= Texte extrait =
......
Les audiences sur le différend territorial entre la Guyane et le Venezuela débuteront le 4 mai

Le procureur général du Guyana, Mohabir Anil Nandlall, a annoncé que le 4 mai, la Cour internationale de Justice commencerait les audiences sur le fond du procès présenté par le Guyana contre le Venezuela concernant le différend territorial d'Essequibo, une vaste zone sous administration de Georgetown et revendiquée par Caracas.

Selon Nandlall, qui est apparu mardi soir dans son émission de débat « Issues In The News », les sessions auront lieu à La Haye, le siège de la Cour, au cours de la première semaine de mai et pourraient se poursuivre la semaine suivante.

Nandlall a déclaré qu'il rejoindrait l'équipe d'avocats internationaux du Guyana à La Haye pour les audiences.

Le conflit sur les limites d'Essequibo, un territoire d'environ 160 000 kilomètres carrés doté d'importants gisements de pétrole et de ressources naturelles, est né de la sentence arbitrale de Paris de 1899, qui a accordé la souveraineté de la région à ce qui était alors la Guyane britannique.
......
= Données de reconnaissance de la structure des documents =
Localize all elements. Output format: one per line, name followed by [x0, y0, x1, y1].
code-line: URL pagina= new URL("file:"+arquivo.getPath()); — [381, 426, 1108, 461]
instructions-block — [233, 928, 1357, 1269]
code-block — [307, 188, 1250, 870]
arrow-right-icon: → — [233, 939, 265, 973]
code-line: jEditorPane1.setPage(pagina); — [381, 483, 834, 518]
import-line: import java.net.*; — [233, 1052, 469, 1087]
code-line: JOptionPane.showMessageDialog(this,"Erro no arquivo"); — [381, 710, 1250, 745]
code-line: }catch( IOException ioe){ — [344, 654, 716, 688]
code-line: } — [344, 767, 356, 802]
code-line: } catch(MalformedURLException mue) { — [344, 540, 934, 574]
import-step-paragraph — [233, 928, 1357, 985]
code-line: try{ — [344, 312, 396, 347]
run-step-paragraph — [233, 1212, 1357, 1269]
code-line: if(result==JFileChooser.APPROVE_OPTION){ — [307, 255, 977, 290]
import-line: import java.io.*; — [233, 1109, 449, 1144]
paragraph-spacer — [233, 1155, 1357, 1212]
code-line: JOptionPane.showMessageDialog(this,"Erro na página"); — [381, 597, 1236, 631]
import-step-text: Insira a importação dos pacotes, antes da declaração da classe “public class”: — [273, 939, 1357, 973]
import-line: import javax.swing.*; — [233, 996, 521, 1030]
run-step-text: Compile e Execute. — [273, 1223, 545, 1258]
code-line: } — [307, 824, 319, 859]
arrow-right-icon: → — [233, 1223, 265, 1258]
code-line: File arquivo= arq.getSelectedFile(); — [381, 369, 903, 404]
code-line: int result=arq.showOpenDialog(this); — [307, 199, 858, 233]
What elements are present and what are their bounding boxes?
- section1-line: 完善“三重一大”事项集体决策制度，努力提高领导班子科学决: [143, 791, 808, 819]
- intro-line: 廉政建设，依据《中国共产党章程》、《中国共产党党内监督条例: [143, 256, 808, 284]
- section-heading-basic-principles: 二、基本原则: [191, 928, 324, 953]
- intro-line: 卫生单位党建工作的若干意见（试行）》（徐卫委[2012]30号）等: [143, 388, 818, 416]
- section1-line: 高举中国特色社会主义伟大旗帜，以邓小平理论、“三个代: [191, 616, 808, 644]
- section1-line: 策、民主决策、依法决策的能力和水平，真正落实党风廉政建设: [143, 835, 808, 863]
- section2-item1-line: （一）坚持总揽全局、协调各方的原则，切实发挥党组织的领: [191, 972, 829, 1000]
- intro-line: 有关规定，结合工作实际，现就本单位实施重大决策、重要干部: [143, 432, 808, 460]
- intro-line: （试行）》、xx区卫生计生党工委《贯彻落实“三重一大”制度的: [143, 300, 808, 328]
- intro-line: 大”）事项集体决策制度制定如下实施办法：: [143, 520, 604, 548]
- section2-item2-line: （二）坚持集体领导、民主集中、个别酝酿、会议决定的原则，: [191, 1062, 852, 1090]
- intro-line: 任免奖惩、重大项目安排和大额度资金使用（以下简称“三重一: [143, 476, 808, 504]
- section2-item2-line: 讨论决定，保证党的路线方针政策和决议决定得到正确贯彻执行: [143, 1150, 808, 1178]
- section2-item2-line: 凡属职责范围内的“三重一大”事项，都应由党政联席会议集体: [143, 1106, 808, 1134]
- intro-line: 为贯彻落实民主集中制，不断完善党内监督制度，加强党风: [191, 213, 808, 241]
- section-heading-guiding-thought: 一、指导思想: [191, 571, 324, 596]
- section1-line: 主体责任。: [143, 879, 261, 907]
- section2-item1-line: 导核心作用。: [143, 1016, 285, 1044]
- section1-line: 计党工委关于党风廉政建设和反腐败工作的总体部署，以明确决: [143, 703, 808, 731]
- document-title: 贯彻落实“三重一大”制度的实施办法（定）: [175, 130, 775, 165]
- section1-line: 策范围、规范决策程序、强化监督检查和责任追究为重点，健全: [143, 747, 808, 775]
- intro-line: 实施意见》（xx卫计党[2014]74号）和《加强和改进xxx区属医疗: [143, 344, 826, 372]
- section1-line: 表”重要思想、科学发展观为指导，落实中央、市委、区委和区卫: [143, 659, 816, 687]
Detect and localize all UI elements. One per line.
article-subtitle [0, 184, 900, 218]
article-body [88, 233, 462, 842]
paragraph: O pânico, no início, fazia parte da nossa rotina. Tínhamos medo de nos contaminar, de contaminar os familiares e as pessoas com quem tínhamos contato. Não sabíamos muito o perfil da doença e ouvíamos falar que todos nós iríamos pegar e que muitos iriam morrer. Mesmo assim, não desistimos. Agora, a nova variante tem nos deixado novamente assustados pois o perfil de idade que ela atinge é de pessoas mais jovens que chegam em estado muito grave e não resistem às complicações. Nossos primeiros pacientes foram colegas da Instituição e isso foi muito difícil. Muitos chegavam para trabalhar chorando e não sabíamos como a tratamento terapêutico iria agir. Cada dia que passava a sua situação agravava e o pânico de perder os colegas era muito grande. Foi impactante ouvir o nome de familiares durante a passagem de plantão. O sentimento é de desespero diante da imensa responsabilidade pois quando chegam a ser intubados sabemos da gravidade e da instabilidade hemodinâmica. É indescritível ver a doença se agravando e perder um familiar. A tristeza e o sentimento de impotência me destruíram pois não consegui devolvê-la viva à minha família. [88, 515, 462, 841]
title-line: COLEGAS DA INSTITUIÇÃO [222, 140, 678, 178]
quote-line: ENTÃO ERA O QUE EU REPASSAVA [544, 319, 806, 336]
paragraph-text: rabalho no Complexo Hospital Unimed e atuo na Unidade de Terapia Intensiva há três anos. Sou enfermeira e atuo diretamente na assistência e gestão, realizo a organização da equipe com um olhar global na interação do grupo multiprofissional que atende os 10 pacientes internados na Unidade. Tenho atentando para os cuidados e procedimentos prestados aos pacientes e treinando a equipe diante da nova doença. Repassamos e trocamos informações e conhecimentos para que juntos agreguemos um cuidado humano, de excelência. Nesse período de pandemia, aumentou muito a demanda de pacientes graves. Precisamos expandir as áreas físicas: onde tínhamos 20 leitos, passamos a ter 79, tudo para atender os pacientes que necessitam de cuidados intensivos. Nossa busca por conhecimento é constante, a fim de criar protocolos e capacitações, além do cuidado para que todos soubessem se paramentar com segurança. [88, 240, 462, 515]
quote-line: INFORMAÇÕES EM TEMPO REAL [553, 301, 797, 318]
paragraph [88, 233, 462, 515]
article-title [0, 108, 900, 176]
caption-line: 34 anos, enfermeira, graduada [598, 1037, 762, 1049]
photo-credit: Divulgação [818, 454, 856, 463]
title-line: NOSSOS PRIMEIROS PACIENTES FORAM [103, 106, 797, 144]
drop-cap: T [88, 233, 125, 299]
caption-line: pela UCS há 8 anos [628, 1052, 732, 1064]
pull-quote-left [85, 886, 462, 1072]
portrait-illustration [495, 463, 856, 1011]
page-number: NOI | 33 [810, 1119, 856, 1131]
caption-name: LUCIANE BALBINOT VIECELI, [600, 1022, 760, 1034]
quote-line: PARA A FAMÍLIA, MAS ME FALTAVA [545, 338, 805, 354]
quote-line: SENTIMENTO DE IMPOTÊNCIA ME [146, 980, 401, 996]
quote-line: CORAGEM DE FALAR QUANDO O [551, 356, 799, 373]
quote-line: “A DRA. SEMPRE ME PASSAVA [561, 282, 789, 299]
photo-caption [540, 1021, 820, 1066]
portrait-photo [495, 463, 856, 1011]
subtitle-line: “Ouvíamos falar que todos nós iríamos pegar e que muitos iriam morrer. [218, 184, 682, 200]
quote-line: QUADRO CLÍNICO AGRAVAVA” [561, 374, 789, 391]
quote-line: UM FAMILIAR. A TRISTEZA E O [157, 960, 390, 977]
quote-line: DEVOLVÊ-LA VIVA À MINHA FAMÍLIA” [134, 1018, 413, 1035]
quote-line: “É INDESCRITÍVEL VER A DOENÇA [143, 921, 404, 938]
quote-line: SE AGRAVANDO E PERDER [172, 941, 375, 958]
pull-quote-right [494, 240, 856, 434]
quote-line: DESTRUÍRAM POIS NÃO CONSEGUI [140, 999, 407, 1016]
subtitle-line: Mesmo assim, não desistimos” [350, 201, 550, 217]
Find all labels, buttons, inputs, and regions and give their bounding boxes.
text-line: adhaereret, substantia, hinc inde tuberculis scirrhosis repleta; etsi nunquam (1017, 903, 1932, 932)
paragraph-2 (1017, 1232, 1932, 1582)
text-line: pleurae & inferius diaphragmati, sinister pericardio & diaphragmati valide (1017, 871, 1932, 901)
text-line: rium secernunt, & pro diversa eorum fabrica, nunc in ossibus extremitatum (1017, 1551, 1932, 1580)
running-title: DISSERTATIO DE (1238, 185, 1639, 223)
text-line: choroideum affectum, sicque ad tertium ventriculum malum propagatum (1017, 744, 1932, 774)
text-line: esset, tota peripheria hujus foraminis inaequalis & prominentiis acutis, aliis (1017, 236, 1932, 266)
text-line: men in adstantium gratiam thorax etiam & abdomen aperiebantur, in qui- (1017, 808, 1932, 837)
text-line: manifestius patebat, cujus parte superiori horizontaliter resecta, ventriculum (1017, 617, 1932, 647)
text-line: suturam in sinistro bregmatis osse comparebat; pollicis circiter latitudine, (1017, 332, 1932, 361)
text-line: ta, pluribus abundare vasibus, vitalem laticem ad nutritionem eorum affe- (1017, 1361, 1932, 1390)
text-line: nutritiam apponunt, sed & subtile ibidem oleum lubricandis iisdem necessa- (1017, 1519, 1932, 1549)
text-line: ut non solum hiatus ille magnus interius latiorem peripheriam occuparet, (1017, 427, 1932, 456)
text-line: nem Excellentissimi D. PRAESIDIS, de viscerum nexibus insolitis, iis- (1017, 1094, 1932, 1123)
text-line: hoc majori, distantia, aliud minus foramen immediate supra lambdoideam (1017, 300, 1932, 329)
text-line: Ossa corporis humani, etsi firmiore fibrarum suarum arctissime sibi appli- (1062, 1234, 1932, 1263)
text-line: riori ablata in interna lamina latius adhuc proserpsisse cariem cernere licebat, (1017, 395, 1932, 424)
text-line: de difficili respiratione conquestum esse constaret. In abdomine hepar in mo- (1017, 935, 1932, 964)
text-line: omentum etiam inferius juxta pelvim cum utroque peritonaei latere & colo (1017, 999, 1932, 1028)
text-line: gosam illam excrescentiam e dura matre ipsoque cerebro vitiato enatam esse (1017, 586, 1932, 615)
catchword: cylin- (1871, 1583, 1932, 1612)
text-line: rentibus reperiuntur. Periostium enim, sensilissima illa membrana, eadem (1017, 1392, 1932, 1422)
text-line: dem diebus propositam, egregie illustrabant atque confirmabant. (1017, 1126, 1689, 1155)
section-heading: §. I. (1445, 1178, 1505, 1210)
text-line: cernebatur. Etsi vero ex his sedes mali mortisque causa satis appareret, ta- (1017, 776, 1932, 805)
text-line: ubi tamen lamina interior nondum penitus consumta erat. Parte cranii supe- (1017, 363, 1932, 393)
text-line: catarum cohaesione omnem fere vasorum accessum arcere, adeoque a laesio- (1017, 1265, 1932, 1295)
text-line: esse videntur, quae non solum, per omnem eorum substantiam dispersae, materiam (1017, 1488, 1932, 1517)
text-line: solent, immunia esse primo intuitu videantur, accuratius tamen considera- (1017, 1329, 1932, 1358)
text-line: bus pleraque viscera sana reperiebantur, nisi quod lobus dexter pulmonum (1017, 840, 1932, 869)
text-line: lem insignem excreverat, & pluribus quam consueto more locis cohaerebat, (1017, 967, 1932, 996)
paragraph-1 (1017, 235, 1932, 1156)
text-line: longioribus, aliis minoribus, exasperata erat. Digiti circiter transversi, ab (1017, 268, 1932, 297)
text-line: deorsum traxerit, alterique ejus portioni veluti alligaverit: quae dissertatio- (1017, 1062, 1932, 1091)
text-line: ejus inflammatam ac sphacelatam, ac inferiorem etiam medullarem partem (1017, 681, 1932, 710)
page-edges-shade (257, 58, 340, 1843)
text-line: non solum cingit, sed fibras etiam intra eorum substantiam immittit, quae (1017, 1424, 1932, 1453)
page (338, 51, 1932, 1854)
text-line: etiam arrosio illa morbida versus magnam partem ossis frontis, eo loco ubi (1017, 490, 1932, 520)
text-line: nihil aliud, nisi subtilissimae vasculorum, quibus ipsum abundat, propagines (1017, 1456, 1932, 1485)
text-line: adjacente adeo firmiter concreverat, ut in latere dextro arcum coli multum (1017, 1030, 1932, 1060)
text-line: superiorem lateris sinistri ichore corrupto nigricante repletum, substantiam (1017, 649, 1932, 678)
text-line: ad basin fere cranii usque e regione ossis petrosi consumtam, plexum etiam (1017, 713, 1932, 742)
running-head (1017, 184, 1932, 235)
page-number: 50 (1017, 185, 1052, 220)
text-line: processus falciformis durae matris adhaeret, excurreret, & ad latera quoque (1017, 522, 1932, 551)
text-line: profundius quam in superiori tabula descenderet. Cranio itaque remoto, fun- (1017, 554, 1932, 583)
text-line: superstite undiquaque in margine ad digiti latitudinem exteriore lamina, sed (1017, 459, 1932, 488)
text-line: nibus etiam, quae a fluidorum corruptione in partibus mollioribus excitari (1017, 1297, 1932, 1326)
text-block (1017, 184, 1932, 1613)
......
= Exercices à faire =
1) Recopiez mot pour mot un passage de l'article sur Essequibo : commencez aux mots « Le conflit sur » et arrêtez-vous après « la Guyane britannique. ».
2) D'après l'article sur Essequibo, quelle est la superficie approximative du territoire d'Essequibo ?
3) Dites si chaque affirmation est conforme à l'article sur Essequibo, en répondant par oui ou non et en citant les mots qui le montrent. (a) Les audiences se tiendront à Georgetown. (b) Nandlall ira rejoindre l'équipe d'avocats internationaux du Guyana à La Haye. (c) La sentence arbitrale de Paris date de 1899.

= Résultats des exercices =
1)
Le conflit sur les limites d'Essequibo, un territoire d'environ 160 000 kilomètres carrés doté d'importants gisements de pétrole et de ressources naturelles, est né de la sentence arbitrale de Paris de 1899, qui a accordé la souveraineté de la région à ce qui était alors la Guyane britannique.

2) Environ 160 000 kilomètres carrés.

3)
(a) Non : « les sessions auront lieu à La Haye, le siège de la Cour ».
(b) Oui : « Nandlall a déclaré qu'il rejoindrait l'équipe d'avocats internationaux du Guyana à La Haye pour les audiences ».
(c) Oui : « la sentence arbitrale de Paris de 1899 ».